問題:
• 1. 白い歯の文章で、杜甫が楊貴妃を哀悼して「明眸皓歯」と詠じた詩の題名は何か。
• 2. 白い歯の文章を、最後の文のあとから書き足して先へ延ばせ。

本文:

▼

2010年3月3日水曜日

白い歯は美人の象徴―中国における歯の社会史―

 中国・唐時代の詩人杜甫に「哀江頭」という詩がある。この中で安禄山の乱により
非業の死をとげた楊貴妃を哀悼して「明眸皓歯、今いずくかに在る(かがやくひとみ、
ましろき歯、今いずこ。吉川幸次郎訳)」と詠じている。ひとみと、皓歯、すなわち白い歯
が美人の象徴として用いられている。
 このような表現は中国の文学的伝統である。時代をさかのぼってみていくと、三国
時代魏の曹植「洛神賦」に「丹唇は外にあきらかに、皓歯は内にあざやかに、明眸は
善くながしめし、靨輔(読みはようほ)(えくぼ)は権を承く」とある。 次に、後漢時代、
傅毅(ふき)「舞賦」に「般鼓をかえりみては則ち清眸をあげ、哇咬(あこう)を吐いては
則ち皓歯をあらわにす」、また前漢時代、司馬相如(しばしようじよ)「美人賦」に「蛾眉
皓歯」、同「上林賦」に「皓歯粲爛」、枚乗(まいじよう)「七発」に「皓歯蛾眉」、とある。 
戦国時代では「曼理皓歯」(『韓非子』揚権篇)、「朱唇皓歯」(『楚辞』大招篇)とある。 
以上のように、白い歯は、明眸以外に赤い唇や蛾眉(蛾の触覚に似せて描いた眉)、
きめ細かい肌とともに、美人の一要件であり、美人の象徴であった。この表現は戦国
時代までさかのぼる。

▲

保存データ項目:
▼

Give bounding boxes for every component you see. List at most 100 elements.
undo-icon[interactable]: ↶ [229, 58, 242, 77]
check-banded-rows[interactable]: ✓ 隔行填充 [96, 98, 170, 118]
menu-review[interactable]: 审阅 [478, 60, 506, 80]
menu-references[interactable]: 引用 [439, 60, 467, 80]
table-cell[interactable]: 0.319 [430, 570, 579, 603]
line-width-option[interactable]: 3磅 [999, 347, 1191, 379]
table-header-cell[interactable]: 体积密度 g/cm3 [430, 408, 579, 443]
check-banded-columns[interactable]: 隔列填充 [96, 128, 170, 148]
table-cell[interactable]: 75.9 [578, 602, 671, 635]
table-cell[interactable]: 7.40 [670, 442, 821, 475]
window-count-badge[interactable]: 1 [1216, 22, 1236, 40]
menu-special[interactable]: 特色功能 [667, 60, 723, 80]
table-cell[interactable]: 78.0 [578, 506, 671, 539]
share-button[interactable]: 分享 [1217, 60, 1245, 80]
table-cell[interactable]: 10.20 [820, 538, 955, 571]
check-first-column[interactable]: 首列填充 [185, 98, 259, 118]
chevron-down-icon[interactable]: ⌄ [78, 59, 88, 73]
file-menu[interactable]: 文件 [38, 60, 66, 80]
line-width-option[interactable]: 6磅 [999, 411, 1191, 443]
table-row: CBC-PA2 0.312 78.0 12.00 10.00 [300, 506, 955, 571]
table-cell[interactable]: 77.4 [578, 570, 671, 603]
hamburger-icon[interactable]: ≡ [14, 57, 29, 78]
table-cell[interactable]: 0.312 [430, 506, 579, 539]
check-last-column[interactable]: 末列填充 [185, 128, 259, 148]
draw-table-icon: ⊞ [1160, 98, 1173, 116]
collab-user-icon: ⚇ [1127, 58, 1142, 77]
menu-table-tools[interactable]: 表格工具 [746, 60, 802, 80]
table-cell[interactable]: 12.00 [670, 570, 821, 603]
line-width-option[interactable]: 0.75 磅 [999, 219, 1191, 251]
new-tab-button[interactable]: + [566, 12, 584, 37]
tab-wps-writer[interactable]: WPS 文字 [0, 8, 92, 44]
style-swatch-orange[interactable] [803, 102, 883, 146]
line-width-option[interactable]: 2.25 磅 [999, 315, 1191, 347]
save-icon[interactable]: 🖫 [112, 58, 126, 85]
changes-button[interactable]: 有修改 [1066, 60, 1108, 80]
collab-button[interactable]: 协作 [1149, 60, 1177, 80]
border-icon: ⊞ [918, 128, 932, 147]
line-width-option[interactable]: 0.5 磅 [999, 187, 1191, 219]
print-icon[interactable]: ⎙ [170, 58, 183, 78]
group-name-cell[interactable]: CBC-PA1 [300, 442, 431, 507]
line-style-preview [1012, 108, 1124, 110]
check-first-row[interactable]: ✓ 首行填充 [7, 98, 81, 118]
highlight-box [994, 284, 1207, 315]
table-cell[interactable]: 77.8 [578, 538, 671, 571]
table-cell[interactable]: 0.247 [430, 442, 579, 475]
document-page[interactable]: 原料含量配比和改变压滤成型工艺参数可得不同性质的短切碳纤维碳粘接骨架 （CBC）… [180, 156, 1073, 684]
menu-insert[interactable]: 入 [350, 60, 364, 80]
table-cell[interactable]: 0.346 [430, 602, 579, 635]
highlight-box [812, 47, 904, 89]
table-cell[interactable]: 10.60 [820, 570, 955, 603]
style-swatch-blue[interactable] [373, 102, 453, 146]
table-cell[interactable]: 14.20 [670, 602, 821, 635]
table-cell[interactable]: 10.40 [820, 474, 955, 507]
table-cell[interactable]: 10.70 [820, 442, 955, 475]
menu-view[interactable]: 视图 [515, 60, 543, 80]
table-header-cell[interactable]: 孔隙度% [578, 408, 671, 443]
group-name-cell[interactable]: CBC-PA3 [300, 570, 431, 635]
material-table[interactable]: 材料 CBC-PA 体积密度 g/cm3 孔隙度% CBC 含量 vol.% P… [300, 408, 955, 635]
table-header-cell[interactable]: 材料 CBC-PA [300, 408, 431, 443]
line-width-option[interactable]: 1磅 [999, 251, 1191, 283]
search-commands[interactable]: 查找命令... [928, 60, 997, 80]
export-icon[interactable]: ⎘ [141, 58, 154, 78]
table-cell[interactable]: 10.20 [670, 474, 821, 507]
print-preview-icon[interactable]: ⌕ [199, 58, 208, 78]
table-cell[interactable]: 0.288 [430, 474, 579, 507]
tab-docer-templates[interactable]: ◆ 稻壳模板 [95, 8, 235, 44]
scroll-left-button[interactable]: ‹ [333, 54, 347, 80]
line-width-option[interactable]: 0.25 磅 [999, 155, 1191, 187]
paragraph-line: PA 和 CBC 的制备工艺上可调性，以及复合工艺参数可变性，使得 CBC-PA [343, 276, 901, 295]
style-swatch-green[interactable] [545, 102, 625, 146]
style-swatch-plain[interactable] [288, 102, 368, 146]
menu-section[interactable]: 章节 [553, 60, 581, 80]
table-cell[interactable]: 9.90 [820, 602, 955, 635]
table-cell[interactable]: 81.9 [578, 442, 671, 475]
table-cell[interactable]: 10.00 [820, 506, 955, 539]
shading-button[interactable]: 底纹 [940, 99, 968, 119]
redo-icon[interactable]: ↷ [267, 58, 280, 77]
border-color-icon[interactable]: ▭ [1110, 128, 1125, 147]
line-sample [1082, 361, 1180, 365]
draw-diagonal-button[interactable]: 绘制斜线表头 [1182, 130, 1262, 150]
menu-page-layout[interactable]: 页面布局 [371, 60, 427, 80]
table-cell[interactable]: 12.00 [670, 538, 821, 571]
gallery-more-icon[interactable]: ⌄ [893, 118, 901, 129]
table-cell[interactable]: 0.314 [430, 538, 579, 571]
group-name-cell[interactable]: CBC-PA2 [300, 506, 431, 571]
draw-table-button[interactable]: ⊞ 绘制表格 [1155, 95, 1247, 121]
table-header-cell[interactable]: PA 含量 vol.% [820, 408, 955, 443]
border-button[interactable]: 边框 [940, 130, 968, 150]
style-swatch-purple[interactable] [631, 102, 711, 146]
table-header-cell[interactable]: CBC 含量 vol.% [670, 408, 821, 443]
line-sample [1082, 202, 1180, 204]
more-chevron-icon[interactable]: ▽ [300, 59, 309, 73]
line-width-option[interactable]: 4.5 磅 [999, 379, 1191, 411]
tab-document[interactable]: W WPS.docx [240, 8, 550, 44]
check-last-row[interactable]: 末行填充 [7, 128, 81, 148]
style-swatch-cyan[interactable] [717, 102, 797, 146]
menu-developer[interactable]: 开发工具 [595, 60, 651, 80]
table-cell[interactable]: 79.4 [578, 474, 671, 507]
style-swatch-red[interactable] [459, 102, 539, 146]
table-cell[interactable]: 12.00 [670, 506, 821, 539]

▲

解答:
• 1. 「哀江頭」

• 2.
 また一方、同じ戦国時代で、徳のある人物の描写に「真珠が並んだような歯」(『荘子』
盗跖篇「唇は激丹のごとく、歯は斉貝のごとく、音は黄鍾にあたる。」)という表現がなさ
れている。美人だけでなく男性の美称表現でもあったのである。
 古代中国社会においては白い歯に大きな価値がおかれていたことがわかる。
 そのため、人々は歯の健康とともに白い歯を保つことを心がけていた。虫歯や歯周病
と並んで歯の黄ばみや黒ずみの治療法もあり、桑の黄色の皮を酢に一晩漬けた液で七
回洗う、というものであった(日本・丹波康頼『医心方』巻五、治歯黄黒方に引く『新録方』)。
桑の黄皮の薬効は不明であるが、歯を白くするのに酢を用いることは今日でもある。しか
し、強い酸性の酢は歯を溶かすことによって白くしているのであるから、歯の健康にとって
決してよいことではない。昔も美人は苦労していたのである。